• ДОКУМЕНТ
▼
По обеим сторонам атриума были расположены жилые и служебные комнаты, получавшие свет из главной залы. За атриумом следовал таблиний (tablinum) – кабинет хозяина. Здесь он занимался делами, принимал гостей, хранил важные документы[67]. По одной стороне (или по двум сторонам) кабинета шел коридор, которым проходили из атриума в перистиль. Так называлась заимствованная у греков задняя часть дома, представляющая собой внутренний дворик, окруженный колоннадой (портиком). Посреди шелестел небольшой садик, благоухал цветник, журчала вода в фонтане и стекала каскадом с маленьких лестниц, красовались мраморные или бронзовые статуэтки и нежились на солнце домочадцы. К перистилю примыкали спальни и комнаты для членов семьи, столовая (триклиний), помещения для прислуги, кухня, домашняя баня, кладовые и проч. Зажиточные интеллектуалы и эстеты устраивали у себя также картинные галереи (пинакотеки) и библиотеки.

Некоторые помещения в доме обычно сдавали в наем под лавки, пекарни, ремесленные мастерские, под квартиры съемщикам и т.д. Как правило, это были комнаты, примыкающие к атриуму с лицевой стороны и имеющие вход только с улицы.
▲
[Данные, извлечённые из коллекции]
▼
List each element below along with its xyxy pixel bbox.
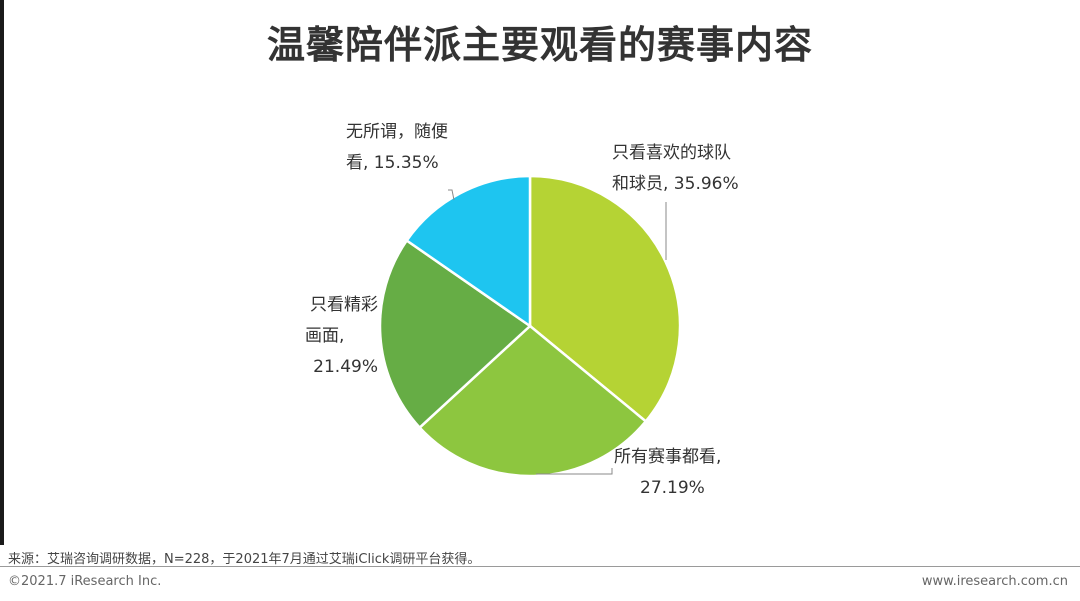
left-accent-bar: [0, 0, 4, 545]
website-link: www.iresearch.com.cn: [921, 574, 1068, 589]
label-favorite-teams-line2: 和球员, 35.96%: [612, 174, 739, 194]
slice-favorite-teams: [528, 174, 682, 424]
label-whatever-line1: 无所谓，随便: [346, 122, 448, 142]
footer-divider: [0, 566, 1080, 567]
label-highlights: 只看精彩 画面, 21.49%: [300, 290, 378, 383]
source-note: 来源：艾瑞咨询调研数据，N=228，于2021年7月通过艾瑞iClick调研平台…: [8, 552, 481, 567]
label-whatever-line2: 看, 15.35%: [346, 153, 439, 173]
copyright-text: ©2021.7 iResearch Inc.: [8, 574, 162, 589]
label-all-matches: 所有赛事都看, 27.19%: [614, 442, 721, 504]
leader-all-matches: [536, 468, 613, 475]
label-favorite-teams: 只看喜欢的球队 和球员, 35.96%: [612, 138, 739, 200]
leader-whatever: [448, 189, 455, 201]
slice-all-matches: [417, 324, 648, 478]
slice-whatever: [404, 174, 532, 329]
label-all-matches-line2: 27.19%: [640, 478, 705, 498]
label-highlights-line1: 只看精彩: [310, 295, 378, 315]
label-whatever: 无所谓，随便 看, 15.35%: [346, 117, 448, 179]
slice-highlights: [378, 238, 532, 430]
label-all-matches-line1: 所有赛事都看,: [614, 447, 722, 467]
chart-title: 温馨陪伴派主要观看的赛事内容: [266, 23, 813, 67]
label-favorite-teams-line1: 只看喜欢的球队: [612, 143, 731, 163]
label-highlights-line3: 21.49%: [313, 357, 378, 377]
label-highlights-line2: 画面,: [305, 326, 345, 346]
▲
• ЗАДАНИЯ
1. Назовите все помещения, которые, согласно документу, примыкали к перистилю.
2. Ответьте по документу на вопросы:
(а) Как назывался кабинет хозяина, следовавший за атриумом?
(б) У кого была заимствована задняя часть дома, называемая перистилем?
(в) Какие комнаты, как правило, сдавали в наем?
3. Воспроизведите фрагмент документа от слов «Некоторые помещения в» до слов «только с улицы.» включительно.

• ОТВЕТЫ
1. Спальни и комнаты для членов семьи, столовая (триклиний), помещения для прислуги, кухня, домашняя баня, кладовые.

2.
(а) Таблиний (tablinum).
(б) У греков.
(в) Комнаты, примыкающие к атриуму с лицевой стороны и имеющие вход только с улицы.

3.
Некоторые помещения в доме обычно сдавали в наем под лавки, пекарни, ремесленные мастерские, под квартиры съемщикам и т.д. Как правило, это были комнаты, примыкающие к атриуму с лицевой стороны и имеющие вход только с улицы.